## begin

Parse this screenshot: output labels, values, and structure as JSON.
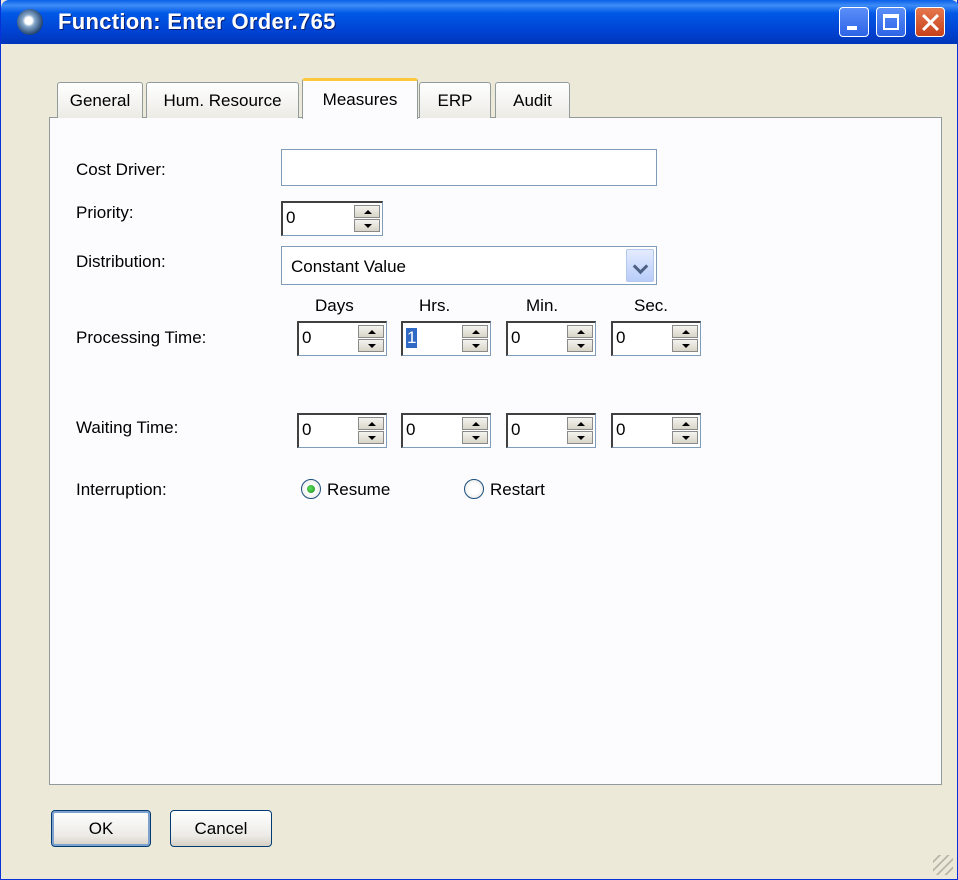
{
  "window": {
    "title": "Function: Enter Order.765"
  },
  "tabs": [
    {
      "label": "General"
    },
    {
      "label": "Hum. Resource"
    },
    {
      "label": "Measures"
    },
    {
      "label": "ERP"
    },
    {
      "label": "Audit"
    }
  ],
  "active_tab": "Measures",
  "form": {
    "cost_driver": {
      "label": "Cost Driver:",
      "value": ""
    },
    "priority": {
      "label": "Priority:",
      "value": "0"
    },
    "distribution": {
      "label": "Distribution:",
      "value": "Constant Value"
    },
    "time_units": [
      "Days",
      "Hrs.",
      "Min.",
      "Sec."
    ],
    "processing_time": {
      "label": "Processing Time:",
      "values": [
        "0",
        "1",
        "0",
        "0"
      ]
    },
    "waiting_time": {
      "label": "Waiting Time:",
      "values": [
        "0",
        "0",
        "0",
        "0"
      ]
    },
    "interruption": {
      "label": "Interruption:",
      "options": [
        {
          "label": "Resume",
          "checked": true
        },
        {
          "label": "Restart",
          "checked": false
        }
      ]
    }
  },
  "buttons": {
    "ok": "OK",
    "cancel": "Cancel"
  },
  "icons": [
    "app-icon",
    "minimize-icon",
    "maximize-icon",
    "close-icon",
    "dropdown-arrow-icon",
    "size-grip-icon"
  ]
}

## end

* Stated exercise
The pictures should not be reproduced; quote all of the other material exactly.

* Reply to the task
Parse this screenshot: output labels, values, and structure as JSON.
{
  "window": {
    "title": "Function: Enter Order.765"
  },
  "tabs": [
    {
      "label": "General"
    },
    {
      "label": "Hum. Resource"
    },
    {
      "label": "Measures"
    },
    {
      "label": "ERP"
    },
    {
      "label": "Audit"
    }
  ],
  "active_tab": "Measures",
  "form": {
    "cost_driver": {
      "label": "Cost Driver:",
      "value": ""
    },
    "priority": {
      "label": "Priority:",
      "value": "0"
    },
    "distribution": {
      "label": "Distribution:",
      "value": "Constant Value"
    },
    "time_units": [
      "Days",
      "Hrs.",
      "Min.",
      "Sec."
    ],
    "processing_time": {
      "label": "Processing Time:",
      "values": [
        "0",
        "1",
        "0",
        "0"
      ]
    },
    "waiting_time": {
      "label": "Waiting Time:",
      "values": [
        "0",
        "0",
        "0",
        "0"
      ]
    },
    "interruption": {
      "label": "Interruption:",
      "options": [
        {
          "label": "Resume",
          "checked": true
        },
        {
          "label": "Restart",
          "checked": false
        }
      ]
    }
  },
  "buttons": {
    "ok": "OK",
    "cancel": "Cancel"
  },
  "icons": [
    "app-icon",
    "minimize-icon",
    "maximize-icon",
    "close-icon",
    "dropdown-arrow-icon",
    "size-grip-icon"
  ]
}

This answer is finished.